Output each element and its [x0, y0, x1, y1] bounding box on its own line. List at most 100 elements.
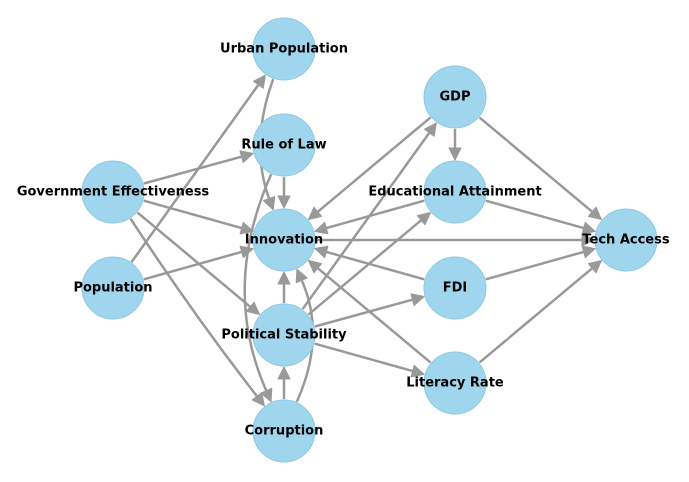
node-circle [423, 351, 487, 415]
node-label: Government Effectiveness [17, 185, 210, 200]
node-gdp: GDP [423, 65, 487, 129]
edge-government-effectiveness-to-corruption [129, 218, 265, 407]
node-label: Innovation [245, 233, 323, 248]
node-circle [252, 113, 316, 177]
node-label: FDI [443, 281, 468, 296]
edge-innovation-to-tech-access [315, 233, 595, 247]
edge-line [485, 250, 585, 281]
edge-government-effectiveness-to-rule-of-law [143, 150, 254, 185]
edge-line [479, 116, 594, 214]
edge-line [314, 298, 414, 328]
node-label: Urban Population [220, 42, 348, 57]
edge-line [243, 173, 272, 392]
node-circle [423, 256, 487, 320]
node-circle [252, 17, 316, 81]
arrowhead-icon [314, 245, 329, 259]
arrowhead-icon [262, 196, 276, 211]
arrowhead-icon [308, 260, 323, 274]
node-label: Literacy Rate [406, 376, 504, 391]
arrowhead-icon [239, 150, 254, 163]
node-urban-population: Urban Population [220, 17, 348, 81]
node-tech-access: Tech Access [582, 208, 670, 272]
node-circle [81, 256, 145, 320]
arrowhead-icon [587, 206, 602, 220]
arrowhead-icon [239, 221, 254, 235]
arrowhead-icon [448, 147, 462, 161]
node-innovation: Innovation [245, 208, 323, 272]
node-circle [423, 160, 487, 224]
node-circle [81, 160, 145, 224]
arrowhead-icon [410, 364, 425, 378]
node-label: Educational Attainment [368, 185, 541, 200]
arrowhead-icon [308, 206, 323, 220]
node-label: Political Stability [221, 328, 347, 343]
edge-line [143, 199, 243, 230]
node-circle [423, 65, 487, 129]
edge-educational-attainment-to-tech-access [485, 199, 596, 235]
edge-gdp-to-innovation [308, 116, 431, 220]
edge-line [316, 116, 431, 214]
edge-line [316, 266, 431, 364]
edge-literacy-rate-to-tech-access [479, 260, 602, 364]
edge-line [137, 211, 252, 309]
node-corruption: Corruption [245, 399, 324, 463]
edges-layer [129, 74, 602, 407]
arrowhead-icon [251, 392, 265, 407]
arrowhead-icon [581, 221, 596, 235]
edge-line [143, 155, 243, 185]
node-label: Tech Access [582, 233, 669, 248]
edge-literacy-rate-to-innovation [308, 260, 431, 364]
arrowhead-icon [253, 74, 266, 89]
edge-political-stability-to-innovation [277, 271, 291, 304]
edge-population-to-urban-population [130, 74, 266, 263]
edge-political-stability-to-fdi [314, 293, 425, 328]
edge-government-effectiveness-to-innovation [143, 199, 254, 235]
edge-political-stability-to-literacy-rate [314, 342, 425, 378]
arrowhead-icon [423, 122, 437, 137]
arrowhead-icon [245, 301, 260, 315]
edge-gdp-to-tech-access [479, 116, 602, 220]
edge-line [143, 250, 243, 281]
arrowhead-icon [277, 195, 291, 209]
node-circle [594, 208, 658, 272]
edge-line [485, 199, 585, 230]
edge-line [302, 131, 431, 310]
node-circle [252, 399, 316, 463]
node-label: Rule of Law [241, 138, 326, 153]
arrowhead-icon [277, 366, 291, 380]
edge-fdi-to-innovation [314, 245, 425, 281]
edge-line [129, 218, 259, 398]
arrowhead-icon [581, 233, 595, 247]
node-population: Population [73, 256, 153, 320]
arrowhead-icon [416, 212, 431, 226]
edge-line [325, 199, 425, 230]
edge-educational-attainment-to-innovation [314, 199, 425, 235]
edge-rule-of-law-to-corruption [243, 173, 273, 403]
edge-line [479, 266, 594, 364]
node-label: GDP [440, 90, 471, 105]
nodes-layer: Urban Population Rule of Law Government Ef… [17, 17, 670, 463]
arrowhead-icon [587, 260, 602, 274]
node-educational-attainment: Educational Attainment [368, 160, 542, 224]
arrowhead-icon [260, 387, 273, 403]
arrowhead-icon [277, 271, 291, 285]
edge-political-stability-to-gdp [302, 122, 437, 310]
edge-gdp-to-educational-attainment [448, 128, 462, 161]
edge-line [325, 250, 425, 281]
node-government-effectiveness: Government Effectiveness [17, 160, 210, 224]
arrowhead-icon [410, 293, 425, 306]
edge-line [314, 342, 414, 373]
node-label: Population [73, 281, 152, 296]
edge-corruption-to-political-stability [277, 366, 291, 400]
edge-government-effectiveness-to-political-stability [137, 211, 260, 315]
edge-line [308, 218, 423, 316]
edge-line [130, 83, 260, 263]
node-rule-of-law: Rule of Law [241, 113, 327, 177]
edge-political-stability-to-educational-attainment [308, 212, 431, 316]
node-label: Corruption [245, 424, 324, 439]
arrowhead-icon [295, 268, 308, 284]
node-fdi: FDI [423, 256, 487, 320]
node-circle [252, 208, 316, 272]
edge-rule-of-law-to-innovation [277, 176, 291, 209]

□ □ □ □ □ □ □

EXERCISE GOAL
Can you update the entries from the line containing "node-circle [423, 351, 487, 415]" through the line containing "edge-literacy-rate-to-innovation [308, 260, 431, 364]", both included, so that every "arrowhead-icon" becomes "arrow-marker" and everything else stays the same? Give back only those lines.

FINISHED EXERCISE
node-circle [423, 351, 487, 415]
node-label: Government Effectiveness [17, 185, 210, 200]
node-gdp: GDP [423, 65, 487, 129]
edge-government-effectiveness-to-corruption [129, 218, 265, 407]
node-label: Innovation [245, 233, 323, 248]
node-circle [252, 113, 316, 177]
node-label: FDI [443, 281, 468, 296]
edge-innovation-to-tech-access [315, 233, 595, 247]
edge-line [485, 250, 585, 281]
edge-government-effectiveness-to-rule-of-law [143, 150, 254, 185]
edge-line [479, 116, 594, 214]
edge-line [314, 298, 414, 328]
node-label: Urban Population [220, 42, 348, 57]
edge-line [243, 173, 272, 392]
node-circle [423, 256, 487, 320]
node-circle [252, 17, 316, 81]
arrow-marker [314, 245, 329, 259]
arrow-marker [262, 196, 276, 211]
arrow-marker [308, 260, 323, 274]
node-label: Literacy Rate [406, 376, 504, 391]
arrow-marker [239, 150, 254, 163]
node-urban-population: Urban Population [220, 17, 348, 81]
node-tech-access: Tech Access [582, 208, 670, 272]
node-circle [81, 256, 145, 320]
arrow-marker [587, 206, 602, 220]
arrow-marker [239, 221, 254, 235]
arrow-marker [448, 147, 462, 161]
node-innovation: Innovation [245, 208, 323, 272]
node-circle [423, 160, 487, 224]
node-circle [81, 160, 145, 224]
arrow-marker [410, 364, 425, 378]
node-label: Educational Attainment [368, 185, 541, 200]
arrow-marker [308, 206, 323, 220]
node-label: Political Stability [221, 328, 347, 343]
edge-line [143, 199, 243, 230]
node-circle [423, 65, 487, 129]
edge-educational-attainment-to-tech-access [485, 199, 596, 235]
edge-gdp-to-innovation [308, 116, 431, 220]
edge-line [316, 116, 431, 214]
edge-line [316, 266, 431, 364]
edge-literacy-rate-to-tech-access [479, 260, 602, 364]
edge-line [137, 211, 252, 309]
node-corruption: Corruption [245, 399, 324, 463]
edges-layer [129, 74, 602, 407]
arrow-marker [251, 392, 265, 407]
arrow-marker [581, 221, 596, 235]
edge-line [143, 155, 243, 185]
node-label: Tech Access [582, 233, 669, 248]
edge-literacy-rate-to-innovation [308, 260, 431, 364]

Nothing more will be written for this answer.